[Data section]
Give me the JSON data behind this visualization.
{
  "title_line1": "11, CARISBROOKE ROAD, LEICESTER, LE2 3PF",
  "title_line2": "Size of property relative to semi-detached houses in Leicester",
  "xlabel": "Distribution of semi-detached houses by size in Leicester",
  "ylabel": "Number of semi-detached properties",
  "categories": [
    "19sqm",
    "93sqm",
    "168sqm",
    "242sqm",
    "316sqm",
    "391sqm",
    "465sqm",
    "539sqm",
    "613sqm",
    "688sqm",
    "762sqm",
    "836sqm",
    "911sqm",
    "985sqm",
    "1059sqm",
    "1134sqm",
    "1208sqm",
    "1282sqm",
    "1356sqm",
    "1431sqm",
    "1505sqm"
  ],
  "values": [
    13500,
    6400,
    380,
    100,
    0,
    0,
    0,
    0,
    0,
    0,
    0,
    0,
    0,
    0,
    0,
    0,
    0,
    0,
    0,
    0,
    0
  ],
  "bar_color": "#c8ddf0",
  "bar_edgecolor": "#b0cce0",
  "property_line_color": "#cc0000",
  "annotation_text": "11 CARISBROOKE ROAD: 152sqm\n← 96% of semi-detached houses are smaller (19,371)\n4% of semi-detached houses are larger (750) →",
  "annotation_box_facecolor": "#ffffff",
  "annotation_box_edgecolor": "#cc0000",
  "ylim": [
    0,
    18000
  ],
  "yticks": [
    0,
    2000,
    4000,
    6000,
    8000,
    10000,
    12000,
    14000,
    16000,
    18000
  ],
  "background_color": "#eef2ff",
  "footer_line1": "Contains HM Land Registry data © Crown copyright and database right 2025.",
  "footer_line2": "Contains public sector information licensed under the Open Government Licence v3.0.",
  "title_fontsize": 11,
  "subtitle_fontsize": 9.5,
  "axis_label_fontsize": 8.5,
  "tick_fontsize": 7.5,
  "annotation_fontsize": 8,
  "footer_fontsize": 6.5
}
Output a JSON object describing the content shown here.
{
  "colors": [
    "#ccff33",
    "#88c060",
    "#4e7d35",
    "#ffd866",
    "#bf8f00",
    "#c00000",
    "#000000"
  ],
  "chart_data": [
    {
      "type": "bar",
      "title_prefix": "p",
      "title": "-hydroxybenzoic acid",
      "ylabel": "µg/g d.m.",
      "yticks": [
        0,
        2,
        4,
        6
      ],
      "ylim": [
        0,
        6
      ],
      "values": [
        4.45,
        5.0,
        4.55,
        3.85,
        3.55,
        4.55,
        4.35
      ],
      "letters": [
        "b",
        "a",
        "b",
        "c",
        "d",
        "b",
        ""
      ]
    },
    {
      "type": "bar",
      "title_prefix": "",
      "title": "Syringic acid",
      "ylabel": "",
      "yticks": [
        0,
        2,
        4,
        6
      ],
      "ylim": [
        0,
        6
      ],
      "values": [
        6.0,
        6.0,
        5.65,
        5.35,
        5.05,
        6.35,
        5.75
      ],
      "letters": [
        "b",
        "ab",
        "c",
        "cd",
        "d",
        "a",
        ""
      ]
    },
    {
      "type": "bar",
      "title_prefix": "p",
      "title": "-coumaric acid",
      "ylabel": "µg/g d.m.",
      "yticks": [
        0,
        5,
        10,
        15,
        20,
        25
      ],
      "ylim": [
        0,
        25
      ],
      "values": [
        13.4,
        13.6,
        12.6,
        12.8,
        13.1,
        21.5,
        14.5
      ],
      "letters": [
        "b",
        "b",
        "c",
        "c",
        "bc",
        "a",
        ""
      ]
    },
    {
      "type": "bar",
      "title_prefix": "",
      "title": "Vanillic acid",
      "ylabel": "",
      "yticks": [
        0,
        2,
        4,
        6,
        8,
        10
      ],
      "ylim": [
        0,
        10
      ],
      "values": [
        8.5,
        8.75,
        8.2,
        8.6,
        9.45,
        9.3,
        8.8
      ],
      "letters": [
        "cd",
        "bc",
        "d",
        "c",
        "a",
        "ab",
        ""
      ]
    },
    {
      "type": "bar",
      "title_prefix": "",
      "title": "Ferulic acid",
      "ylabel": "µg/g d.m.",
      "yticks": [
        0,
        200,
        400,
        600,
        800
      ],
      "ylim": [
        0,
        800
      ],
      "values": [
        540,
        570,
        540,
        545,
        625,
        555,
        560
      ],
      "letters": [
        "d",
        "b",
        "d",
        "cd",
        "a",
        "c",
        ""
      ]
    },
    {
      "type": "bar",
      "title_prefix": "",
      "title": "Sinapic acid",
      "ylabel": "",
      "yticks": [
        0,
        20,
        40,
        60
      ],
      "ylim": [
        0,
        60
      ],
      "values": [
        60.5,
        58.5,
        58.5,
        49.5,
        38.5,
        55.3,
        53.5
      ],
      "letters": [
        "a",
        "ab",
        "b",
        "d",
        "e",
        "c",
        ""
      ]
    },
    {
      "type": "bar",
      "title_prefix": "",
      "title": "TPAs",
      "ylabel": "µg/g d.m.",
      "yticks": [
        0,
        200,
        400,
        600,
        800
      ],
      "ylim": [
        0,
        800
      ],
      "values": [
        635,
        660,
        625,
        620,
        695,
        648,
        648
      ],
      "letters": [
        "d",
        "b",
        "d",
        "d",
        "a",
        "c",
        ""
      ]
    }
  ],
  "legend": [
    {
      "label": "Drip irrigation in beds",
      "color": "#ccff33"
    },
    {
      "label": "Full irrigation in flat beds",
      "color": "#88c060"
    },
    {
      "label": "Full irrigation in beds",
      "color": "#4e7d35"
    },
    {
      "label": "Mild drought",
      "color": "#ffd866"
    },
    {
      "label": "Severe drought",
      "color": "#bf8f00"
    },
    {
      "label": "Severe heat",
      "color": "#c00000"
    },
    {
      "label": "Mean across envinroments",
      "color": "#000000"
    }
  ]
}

[Challenge] Retype the data exactly as given.

[Task response]
Give me the JSON data behind this visualization.
{
  "title_line1": "11, CARISBROOKE ROAD, LEICESTER, LE2 3PF",
  "title_line2": "Size of property relative to semi-detached houses in Leicester",
  "xlabel": "Distribution of semi-detached houses by size in Leicester",
  "ylabel": "Number of semi-detached properties",
  "categories": [
    "19sqm",
    "93sqm",
    "168sqm",
    "242sqm",
    "316sqm",
    "391sqm",
    "465sqm",
    "539sqm",
    "613sqm",
    "688sqm",
    "762sqm",
    "836sqm",
    "911sqm",
    "985sqm",
    "1059sqm",
    "1134sqm",
    "1208sqm",
    "1282sqm",
    "1356sqm",
    "1431sqm",
    "1505sqm"
  ],
  "values": [
    13500,
    6400,
    380,
    100,
    0,
    0,
    0,
    0,
    0,
    0,
    0,
    0,
    0,
    0,
    0,
    0,
    0,
    0,
    0,
    0,
    0
  ],
  "bar_color": "#c8ddf0",
  "bar_edgecolor": "#b0cce0",
  "property_line_color": "#cc0000",
  "annotation_text": "11 CARISBROOKE ROAD: 152sqm\n← 96% of semi-detached houses are smaller (19,371)\n4% of semi-detached houses are larger (750) →",
  "annotation_box_facecolor": "#ffffff",
  "annotation_box_edgecolor": "#cc0000",
  "ylim": [
    0,
    18000
  ],
  "yticks": [
    0,
    2000,
    4000,
    6000,
    8000,
    10000,
    12000,
    14000,
    16000,
    18000
  ],
  "background_color": "#eef2ff",
  "footer_line1": "Contains HM Land Registry data © Crown copyright and database right 2025.",
  "footer_line2": "Contains public sector information licensed under the Open Government Licence v3.0.",
  "title_fontsize": 11,
  "subtitle_fontsize": 9.5,
  "axis_label_fontsize": 8.5,
  "tick_fontsize": 7.5,
  "annotation_fontsize": 8,
  "footer_fontsize": 6.5
}
Output a JSON object describing the content shown here.
{
  "colors": [
    "#ccff33",
    "#88c060",
    "#4e7d35",
    "#ffd866",
    "#bf8f00",
    "#c00000",
    "#000000"
  ],
  "chart_data": [
    {
      "type": "bar",
      "title_prefix": "p",
      "title": "-hydroxybenzoic acid",
      "ylabel": "µg/g d.m.",
      "yticks": [
        0,
        2,
        4,
        6
      ],
      "ylim": [
        0,
        6
      ],
      "values": [
        4.45,
        5.0,
        4.55,
        3.85,
        3.55,
        4.55,
        4.35
      ],
      "letters": [
        "b",
        "a",
        "b",
        "c",
        "d",
        "b",
        ""
      ]
    },
    {
      "type": "bar",
      "title_prefix": "",
      "title": "Syringic acid",
      "ylabel": "",
      "yticks": [
        0,
        2,
        4,
        6
      ],
      "ylim": [
        0,
        6
      ],
      "values": [
        6.0,
        6.0,
        5.65,
        5.35,
        5.05,
        6.35,
        5.75
      ],
      "letters": [
        "b",
        "ab",
        "c",
        "cd",
        "d",
        "a",
        ""
      ]
    },
    {
      "type": "bar",
      "title_prefix": "p",
      "title": "-coumaric acid",
      "ylabel": "µg/g d.m.",
      "yticks": [
        0,
        5,
        10,
        15,
        20,
        25
      ],
      "ylim": [
        0,
        25
      ],
      "values": [
        13.4,
        13.6,
        12.6,
        12.8,
        13.1,
        21.5,
        14.5
      ],
      "letters": [
        "b",
        "b",
        "c",
        "c",
        "bc",
        "a",
        ""
      ]
    },
    {
      "type": "bar",
      "title_prefix": "",
      "title": "Vanillic acid",
      "ylabel": "",
      "yticks": [
        0,
        2,
        4,
        6,
        8,
        10
      ],
      "ylim": [
        0,
        10
      ],
      "values": [
        8.5,
        8.75,
        8.2,
        8.6,
        9.45,
        9.3,
        8.8
      ],
      "letters": [
        "cd",
        "bc",
        "d",
        "c",
        "a",
        "ab",
        ""
      ]
    },
    {
      "type": "bar",
      "title_prefix": "",
      "title": "Ferulic acid",
      "ylabel": "µg/g d.m.",
      "yticks": [
        0,
        200,
        400,
        600,
        800
      ],
      "ylim": [
        0,
        800
      ],
      "values": [
        540,
        570,
        540,
        545,
        625,
        555,
        560
      ],
      "letters": [
        "d",
        "b",
        "d",
        "cd",
        "a",
        "c",
        ""
      ]
    },
    {
      "type": "bar",
      "title_prefix": "",
      "title": "Sinapic acid",
      "ylabel": "",
      "yticks": [
        0,
        20,
        40,
        60
      ],
      "ylim": [
        0,
        60
      ],
      "values": [
        60.5,
        58.5,
        58.5,
        49.5,
        38.5,
        55.3,
        53.5
      ],
      "letters": [
        "a",
        "ab",
        "b",
        "d",
        "e",
        "c",
        ""
      ]
    },
    {
      "type": "bar",
      "title_prefix": "",
      "title": "TPAs",
      "ylabel": "µg/g d.m.",
      "yticks": [
        0,
        200,
        400,
        600,
        800
      ],
      "ylim": [
        0,
        800
      ],
      "values": [
        635,
        660,
        625,
        620,
        695,
        648,
        648
      ],
      "letters": [
        "d",
        "b",
        "d",
        "d",
        "a",
        "c",
        ""
      ]
    }
  ],
  "legend": [
    {
      "label": "Drip irrigation in beds",
      "color": "#ccff33"
    },
    {
      "label": "Full irrigation in flat beds",
      "color": "#88c060"
    },
    {
      "label": "Full irrigation in beds",
      "color": "#4e7d35"
    },
    {
      "label": "Mild drought",
      "color": "#ffd866"
    },
    {
      "label": "Severe drought",
      "color": "#bf8f00"
    },
    {
      "label": "Severe heat",
      "color": "#c00000"
    },
    {
      "label": "Mean across envinroments",
      "color": "#000000"
    }
  ]
}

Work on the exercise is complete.